#### To do
Copy out all lines of the records in which the word "Bias" appears.

>> Begin

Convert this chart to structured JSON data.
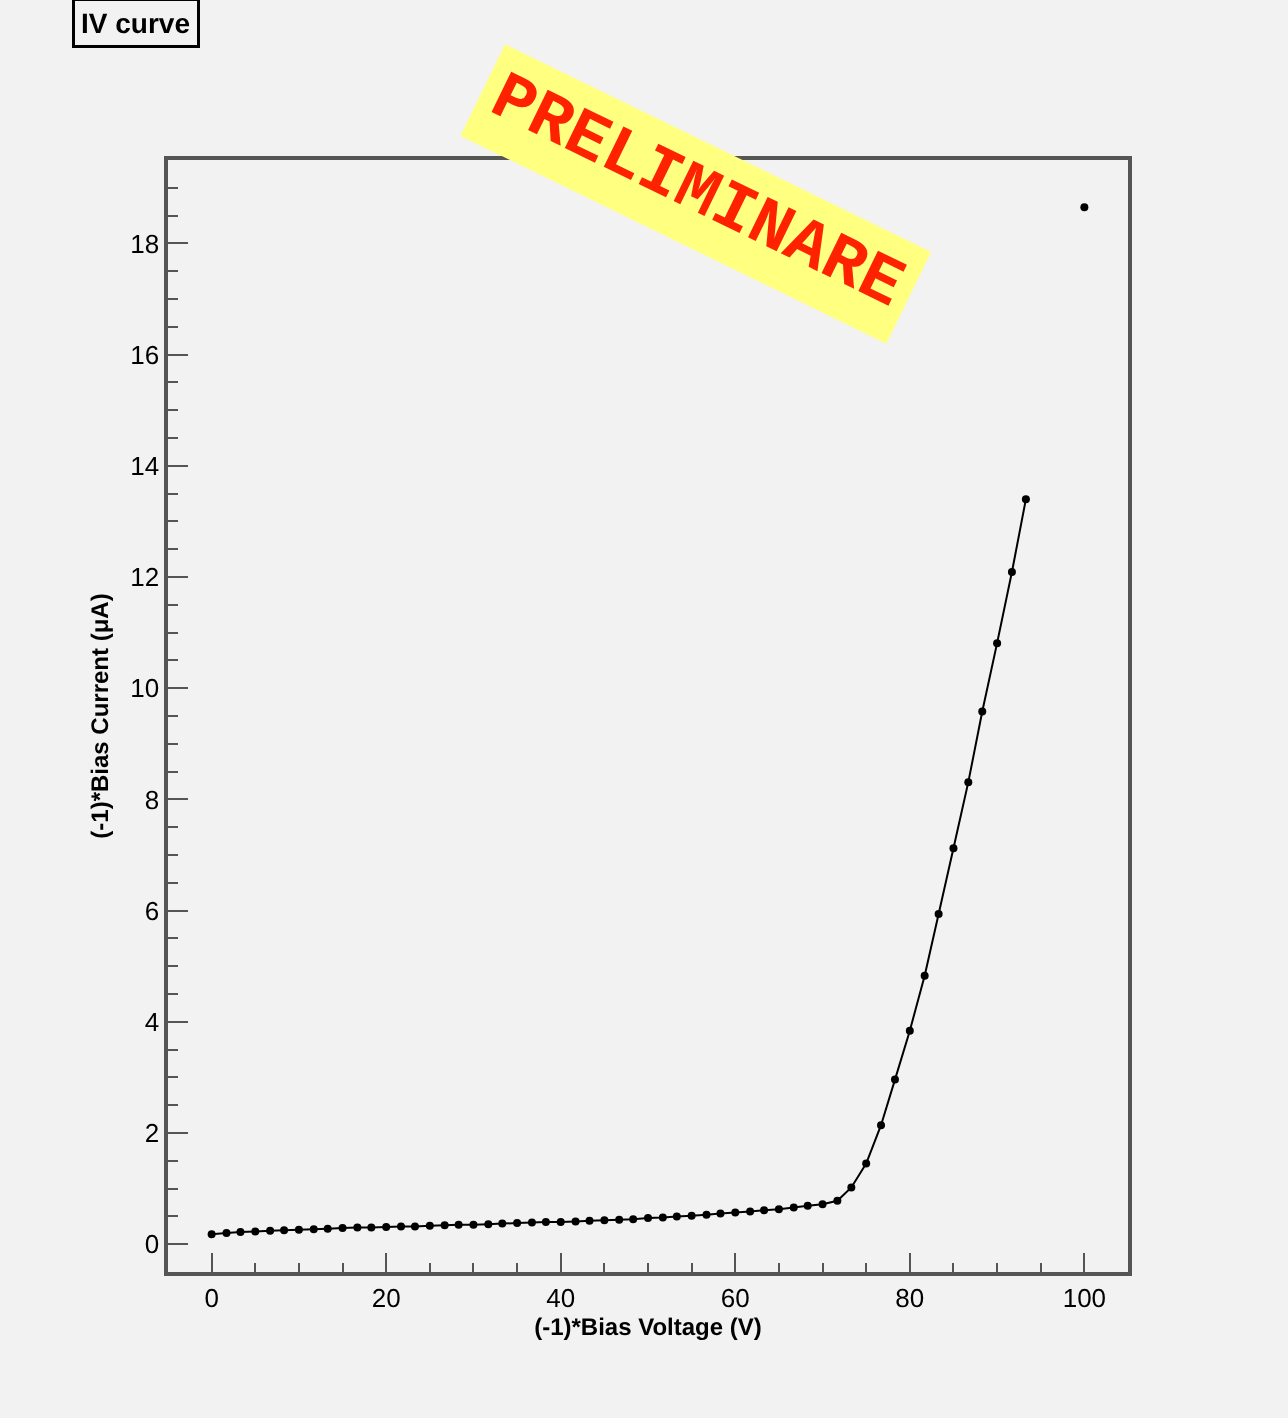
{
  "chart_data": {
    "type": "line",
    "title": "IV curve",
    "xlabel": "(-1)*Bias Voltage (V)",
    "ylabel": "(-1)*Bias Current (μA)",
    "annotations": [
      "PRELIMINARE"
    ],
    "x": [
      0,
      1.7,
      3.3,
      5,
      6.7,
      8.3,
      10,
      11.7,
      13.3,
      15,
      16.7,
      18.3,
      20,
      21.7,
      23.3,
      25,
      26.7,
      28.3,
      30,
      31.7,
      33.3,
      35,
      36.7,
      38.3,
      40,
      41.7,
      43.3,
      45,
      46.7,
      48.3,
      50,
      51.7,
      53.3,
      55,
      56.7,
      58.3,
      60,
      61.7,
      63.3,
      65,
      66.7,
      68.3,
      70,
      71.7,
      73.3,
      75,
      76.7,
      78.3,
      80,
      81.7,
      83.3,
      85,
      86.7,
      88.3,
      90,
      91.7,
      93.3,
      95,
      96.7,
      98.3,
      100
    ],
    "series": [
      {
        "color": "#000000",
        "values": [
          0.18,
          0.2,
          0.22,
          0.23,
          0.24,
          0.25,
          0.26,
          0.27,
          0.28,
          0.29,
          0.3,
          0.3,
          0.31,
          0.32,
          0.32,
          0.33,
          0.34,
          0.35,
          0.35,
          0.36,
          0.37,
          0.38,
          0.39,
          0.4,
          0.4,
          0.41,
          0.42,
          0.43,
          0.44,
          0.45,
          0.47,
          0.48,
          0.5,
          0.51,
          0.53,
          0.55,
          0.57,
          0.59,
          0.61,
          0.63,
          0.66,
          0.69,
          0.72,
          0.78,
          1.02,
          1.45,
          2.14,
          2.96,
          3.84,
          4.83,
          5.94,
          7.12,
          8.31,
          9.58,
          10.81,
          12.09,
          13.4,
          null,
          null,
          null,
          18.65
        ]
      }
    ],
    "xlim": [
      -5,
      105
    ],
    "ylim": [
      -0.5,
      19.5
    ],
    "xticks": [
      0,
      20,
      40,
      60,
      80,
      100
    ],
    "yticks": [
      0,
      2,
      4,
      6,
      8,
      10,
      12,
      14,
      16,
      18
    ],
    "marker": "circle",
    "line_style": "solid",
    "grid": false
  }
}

>> End

#### Worked answer
    "xlabel": "(-1)*Bias Voltage (V)",
    "ylabel": "(-1)*Bias Current (μA)",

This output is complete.